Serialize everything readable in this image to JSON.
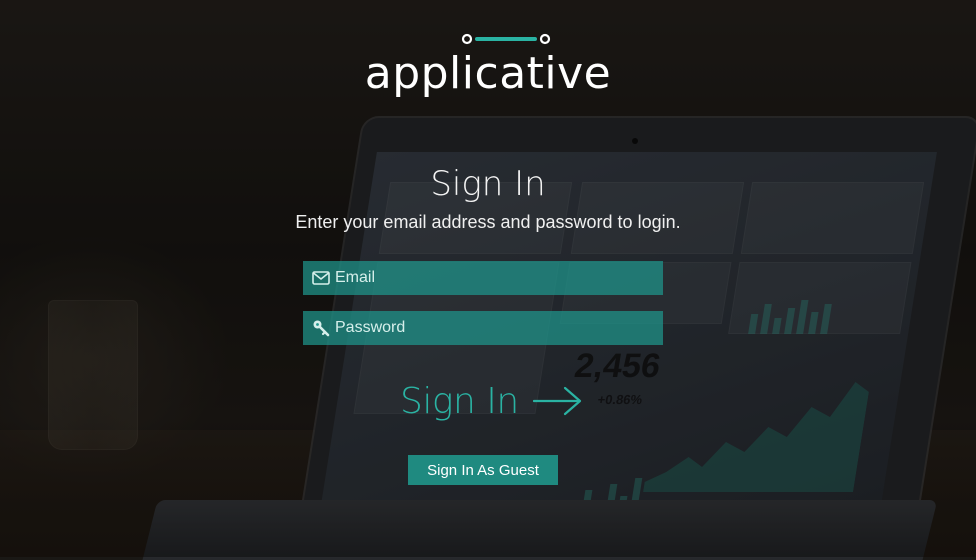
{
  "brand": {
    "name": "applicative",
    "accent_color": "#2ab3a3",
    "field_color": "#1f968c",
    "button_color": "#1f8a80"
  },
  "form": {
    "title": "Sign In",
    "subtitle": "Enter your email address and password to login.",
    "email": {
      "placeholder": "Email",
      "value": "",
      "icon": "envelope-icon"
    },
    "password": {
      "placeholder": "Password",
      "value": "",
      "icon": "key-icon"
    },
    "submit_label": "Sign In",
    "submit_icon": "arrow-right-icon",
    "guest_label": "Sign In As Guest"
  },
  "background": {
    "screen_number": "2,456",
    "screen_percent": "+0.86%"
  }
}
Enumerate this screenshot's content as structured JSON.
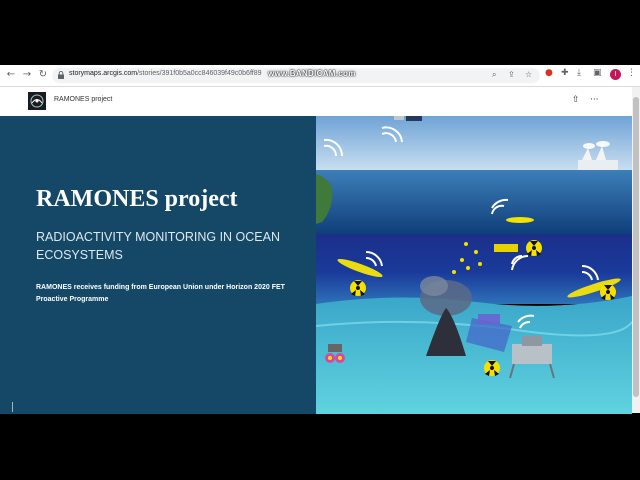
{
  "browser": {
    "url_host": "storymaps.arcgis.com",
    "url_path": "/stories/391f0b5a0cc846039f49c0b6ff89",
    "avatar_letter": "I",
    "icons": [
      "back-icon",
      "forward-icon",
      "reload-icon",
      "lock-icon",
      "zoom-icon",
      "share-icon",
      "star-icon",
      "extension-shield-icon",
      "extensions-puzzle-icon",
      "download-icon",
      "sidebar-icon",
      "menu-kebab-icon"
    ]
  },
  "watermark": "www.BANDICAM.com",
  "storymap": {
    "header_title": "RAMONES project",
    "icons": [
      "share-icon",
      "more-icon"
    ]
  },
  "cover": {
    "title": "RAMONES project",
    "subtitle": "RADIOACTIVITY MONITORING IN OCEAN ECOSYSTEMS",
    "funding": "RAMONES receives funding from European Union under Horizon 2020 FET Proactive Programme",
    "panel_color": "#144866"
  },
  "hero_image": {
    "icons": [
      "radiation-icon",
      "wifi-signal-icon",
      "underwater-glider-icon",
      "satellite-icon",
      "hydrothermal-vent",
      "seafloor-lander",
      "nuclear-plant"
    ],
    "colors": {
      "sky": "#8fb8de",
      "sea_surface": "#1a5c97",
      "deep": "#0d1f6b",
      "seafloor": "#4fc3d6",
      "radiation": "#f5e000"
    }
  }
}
------------
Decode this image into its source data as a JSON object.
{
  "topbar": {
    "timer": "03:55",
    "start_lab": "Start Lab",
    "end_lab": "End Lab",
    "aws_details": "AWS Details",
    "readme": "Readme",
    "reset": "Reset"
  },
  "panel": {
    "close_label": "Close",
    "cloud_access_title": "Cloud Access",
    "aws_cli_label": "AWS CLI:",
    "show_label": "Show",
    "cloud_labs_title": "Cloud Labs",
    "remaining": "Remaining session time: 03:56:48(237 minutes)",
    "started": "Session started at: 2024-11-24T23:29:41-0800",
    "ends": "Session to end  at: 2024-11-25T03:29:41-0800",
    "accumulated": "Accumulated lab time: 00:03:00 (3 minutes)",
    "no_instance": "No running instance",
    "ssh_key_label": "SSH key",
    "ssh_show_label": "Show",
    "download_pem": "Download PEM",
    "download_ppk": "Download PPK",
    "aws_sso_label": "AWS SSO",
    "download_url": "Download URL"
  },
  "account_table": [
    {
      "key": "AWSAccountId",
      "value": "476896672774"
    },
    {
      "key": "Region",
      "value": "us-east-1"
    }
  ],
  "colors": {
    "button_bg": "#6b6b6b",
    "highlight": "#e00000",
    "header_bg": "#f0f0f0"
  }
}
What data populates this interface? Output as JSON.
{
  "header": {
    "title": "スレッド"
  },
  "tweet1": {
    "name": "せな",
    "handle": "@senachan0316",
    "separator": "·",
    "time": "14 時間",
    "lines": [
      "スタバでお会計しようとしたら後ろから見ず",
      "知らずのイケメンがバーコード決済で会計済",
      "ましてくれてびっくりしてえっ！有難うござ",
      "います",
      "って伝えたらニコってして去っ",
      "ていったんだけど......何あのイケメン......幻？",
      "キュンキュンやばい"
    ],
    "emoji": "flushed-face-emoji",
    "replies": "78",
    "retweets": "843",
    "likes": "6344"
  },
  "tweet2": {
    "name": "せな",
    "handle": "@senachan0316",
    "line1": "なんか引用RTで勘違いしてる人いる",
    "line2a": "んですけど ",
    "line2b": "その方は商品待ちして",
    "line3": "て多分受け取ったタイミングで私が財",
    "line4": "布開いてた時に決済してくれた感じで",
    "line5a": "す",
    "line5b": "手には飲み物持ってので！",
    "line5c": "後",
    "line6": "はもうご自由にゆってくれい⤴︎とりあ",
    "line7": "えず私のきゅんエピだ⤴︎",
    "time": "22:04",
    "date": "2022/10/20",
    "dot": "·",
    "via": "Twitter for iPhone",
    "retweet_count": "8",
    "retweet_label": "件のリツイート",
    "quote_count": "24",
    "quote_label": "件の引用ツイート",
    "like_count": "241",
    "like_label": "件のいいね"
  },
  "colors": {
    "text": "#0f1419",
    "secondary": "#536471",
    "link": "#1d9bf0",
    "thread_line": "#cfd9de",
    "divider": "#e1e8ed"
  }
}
------------
Find every line that includes the string "value". Report how many there are and nothing else.

4